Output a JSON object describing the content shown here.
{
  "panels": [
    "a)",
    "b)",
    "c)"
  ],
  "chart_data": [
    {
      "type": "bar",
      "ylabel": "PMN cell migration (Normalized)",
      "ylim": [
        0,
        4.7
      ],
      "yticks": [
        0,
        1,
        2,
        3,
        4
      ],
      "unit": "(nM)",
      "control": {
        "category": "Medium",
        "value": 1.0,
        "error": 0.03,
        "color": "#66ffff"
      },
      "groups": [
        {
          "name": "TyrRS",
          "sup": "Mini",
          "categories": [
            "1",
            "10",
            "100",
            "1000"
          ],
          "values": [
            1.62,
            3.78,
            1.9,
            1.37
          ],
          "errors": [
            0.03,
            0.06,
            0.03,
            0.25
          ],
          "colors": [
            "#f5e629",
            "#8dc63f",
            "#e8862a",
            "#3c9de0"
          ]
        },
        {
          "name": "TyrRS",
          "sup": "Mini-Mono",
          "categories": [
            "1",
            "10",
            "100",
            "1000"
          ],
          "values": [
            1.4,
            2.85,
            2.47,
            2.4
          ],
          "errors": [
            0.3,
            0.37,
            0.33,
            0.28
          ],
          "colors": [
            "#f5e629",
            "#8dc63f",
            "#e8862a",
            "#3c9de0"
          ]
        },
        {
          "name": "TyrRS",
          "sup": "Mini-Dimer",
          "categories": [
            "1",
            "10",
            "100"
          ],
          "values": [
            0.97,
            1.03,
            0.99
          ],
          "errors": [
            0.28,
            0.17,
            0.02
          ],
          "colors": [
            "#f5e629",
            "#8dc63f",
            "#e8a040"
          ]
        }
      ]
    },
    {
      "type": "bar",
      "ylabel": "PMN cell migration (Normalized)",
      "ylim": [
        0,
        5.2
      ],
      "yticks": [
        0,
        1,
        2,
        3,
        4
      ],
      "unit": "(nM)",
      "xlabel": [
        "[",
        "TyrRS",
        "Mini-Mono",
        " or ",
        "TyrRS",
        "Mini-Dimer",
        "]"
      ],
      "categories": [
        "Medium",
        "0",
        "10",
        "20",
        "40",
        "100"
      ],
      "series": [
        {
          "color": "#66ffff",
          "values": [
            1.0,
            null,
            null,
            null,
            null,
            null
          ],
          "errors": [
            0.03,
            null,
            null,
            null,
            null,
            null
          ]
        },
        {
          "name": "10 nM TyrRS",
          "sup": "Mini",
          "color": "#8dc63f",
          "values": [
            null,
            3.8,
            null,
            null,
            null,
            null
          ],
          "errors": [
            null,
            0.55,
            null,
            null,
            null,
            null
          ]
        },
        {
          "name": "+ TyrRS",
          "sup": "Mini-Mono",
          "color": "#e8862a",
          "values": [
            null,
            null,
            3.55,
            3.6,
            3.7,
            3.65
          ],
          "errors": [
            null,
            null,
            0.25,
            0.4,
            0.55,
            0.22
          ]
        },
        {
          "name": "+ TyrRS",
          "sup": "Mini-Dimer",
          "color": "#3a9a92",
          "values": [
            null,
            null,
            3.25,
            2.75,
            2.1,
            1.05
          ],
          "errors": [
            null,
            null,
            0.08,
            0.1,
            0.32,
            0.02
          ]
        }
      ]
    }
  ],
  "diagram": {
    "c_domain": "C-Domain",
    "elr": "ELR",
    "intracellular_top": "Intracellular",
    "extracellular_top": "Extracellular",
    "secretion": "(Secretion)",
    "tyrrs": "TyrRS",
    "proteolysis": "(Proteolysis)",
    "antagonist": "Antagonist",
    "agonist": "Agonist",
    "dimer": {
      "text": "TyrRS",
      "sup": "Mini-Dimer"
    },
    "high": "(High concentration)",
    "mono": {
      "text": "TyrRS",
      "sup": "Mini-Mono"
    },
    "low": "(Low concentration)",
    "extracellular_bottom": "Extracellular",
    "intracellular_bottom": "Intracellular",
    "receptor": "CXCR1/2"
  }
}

——

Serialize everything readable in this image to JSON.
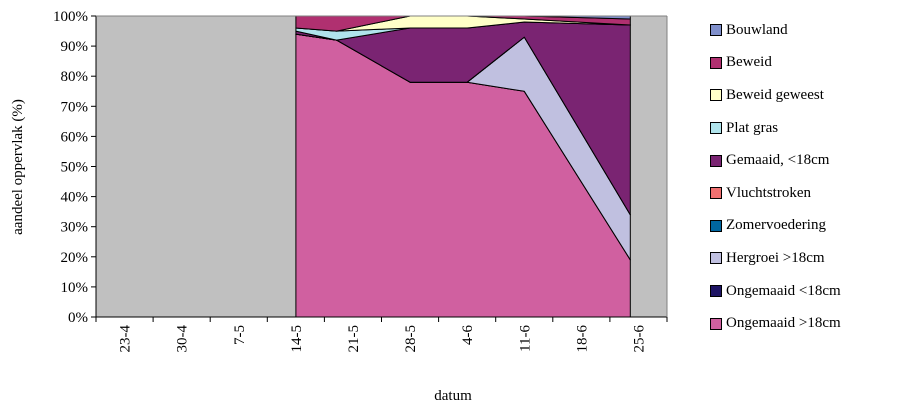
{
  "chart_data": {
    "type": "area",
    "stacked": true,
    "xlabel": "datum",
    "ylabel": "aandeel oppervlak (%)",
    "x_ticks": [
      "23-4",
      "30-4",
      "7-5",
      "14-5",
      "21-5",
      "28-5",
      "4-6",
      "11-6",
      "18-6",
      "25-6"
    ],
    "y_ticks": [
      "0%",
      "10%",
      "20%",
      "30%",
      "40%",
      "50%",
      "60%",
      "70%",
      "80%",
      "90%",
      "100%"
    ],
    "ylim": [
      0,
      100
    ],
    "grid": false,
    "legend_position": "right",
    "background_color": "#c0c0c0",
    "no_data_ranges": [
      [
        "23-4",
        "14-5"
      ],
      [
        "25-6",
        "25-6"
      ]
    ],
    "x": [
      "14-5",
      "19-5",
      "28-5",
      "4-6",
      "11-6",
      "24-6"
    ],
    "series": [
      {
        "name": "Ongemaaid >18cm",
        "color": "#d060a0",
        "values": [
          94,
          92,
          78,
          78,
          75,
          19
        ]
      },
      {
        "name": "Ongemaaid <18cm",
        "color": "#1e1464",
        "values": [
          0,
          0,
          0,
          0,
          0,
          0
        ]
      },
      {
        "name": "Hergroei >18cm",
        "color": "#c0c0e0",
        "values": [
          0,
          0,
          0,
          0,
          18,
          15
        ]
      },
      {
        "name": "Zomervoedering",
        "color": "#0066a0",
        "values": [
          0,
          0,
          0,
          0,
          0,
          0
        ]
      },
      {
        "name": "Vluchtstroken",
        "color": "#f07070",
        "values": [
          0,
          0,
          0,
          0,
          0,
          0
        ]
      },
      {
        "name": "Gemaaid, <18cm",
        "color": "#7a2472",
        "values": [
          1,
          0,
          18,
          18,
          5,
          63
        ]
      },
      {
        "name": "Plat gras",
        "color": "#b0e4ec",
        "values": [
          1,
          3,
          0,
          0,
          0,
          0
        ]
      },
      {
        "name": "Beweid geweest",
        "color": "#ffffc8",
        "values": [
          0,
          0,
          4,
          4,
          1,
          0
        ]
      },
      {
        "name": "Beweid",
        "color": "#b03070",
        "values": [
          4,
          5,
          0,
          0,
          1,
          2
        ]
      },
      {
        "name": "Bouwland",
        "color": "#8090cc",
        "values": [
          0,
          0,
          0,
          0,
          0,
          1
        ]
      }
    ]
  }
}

——

**WRITTEN INSTRUCTION:** Collect every line from the records above that contains the word "Extracellular".

**SOLVED EXERCISE:**
    "extracellular_top": "Extracellular",
    "extracellular_bottom": "Extracellular",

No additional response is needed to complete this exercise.